### Records for the task
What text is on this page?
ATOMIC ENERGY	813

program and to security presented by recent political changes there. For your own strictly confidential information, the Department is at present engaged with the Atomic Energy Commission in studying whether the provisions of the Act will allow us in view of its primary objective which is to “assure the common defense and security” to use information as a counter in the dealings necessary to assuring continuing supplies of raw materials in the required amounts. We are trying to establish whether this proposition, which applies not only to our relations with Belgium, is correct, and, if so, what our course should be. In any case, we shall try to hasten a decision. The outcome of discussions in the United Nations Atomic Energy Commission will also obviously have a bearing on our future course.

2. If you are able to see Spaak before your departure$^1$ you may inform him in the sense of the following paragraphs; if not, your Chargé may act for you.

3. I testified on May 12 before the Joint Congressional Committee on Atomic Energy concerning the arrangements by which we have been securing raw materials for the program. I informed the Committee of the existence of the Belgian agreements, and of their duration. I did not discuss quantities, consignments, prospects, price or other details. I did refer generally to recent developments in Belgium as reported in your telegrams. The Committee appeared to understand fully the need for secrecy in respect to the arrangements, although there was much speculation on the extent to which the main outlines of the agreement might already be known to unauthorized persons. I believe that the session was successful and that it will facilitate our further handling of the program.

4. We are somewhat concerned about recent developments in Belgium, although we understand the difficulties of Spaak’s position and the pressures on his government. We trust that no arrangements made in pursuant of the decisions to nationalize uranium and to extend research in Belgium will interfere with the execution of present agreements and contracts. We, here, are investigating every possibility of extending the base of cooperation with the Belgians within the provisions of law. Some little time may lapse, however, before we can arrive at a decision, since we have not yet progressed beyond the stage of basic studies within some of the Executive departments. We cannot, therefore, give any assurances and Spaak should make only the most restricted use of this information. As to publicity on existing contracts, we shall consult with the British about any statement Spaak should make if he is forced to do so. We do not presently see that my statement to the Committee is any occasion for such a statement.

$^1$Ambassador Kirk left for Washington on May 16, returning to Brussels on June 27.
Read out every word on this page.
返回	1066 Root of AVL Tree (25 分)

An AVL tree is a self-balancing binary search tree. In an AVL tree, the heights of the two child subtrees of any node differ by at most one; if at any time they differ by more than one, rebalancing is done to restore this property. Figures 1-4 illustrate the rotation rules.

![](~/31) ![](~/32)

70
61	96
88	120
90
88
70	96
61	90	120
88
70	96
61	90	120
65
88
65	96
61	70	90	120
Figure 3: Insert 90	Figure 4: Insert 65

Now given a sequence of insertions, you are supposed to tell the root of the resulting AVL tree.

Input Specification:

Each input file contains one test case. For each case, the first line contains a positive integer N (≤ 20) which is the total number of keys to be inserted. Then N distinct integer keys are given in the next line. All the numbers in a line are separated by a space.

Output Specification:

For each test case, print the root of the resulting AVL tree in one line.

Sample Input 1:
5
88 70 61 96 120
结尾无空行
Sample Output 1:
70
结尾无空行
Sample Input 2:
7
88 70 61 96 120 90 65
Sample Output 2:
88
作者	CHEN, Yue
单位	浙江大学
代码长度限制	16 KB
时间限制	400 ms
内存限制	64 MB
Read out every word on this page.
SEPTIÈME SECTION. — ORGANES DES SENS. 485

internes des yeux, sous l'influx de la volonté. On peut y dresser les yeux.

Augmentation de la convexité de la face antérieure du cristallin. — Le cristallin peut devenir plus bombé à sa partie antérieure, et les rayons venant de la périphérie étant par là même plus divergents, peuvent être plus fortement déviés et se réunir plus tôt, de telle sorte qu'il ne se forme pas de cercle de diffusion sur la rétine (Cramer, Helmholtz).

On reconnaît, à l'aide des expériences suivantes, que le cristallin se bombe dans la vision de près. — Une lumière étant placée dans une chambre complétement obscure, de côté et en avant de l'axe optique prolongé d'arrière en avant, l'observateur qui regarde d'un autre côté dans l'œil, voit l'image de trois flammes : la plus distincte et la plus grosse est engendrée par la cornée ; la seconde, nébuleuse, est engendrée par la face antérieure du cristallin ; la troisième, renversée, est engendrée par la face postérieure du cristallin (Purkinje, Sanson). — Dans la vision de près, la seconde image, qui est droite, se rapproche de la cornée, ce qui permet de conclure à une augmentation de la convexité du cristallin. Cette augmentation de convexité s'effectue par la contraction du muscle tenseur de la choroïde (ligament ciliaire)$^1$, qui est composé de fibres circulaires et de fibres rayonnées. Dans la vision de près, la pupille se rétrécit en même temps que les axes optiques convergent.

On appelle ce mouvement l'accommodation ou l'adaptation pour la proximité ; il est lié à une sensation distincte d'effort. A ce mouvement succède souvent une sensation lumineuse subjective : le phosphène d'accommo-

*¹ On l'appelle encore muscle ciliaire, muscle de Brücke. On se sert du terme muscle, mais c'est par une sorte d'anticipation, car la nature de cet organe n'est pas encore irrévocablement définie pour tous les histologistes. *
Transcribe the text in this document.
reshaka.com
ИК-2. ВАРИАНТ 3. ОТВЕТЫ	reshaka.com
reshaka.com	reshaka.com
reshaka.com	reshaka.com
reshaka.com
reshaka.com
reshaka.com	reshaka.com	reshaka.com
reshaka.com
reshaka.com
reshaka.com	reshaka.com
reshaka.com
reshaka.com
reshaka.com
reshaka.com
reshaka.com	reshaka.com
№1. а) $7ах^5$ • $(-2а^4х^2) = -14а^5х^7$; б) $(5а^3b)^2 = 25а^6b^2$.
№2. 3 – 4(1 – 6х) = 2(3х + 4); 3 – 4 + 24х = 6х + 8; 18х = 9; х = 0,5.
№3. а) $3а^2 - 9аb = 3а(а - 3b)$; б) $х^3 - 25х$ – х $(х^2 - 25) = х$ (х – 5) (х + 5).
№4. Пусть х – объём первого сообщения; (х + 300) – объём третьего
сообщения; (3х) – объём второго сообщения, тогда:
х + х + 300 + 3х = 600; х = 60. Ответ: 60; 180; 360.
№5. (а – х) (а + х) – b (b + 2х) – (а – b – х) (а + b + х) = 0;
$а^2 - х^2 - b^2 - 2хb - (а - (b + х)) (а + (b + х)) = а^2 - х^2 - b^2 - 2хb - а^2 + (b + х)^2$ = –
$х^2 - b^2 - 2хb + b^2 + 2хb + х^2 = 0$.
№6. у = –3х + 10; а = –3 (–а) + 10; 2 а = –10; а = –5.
######
Problem statement — Wherever the word "Specification" occurs in a line of the listing, copy that line.

The output —
Input Specification:
Output Specification:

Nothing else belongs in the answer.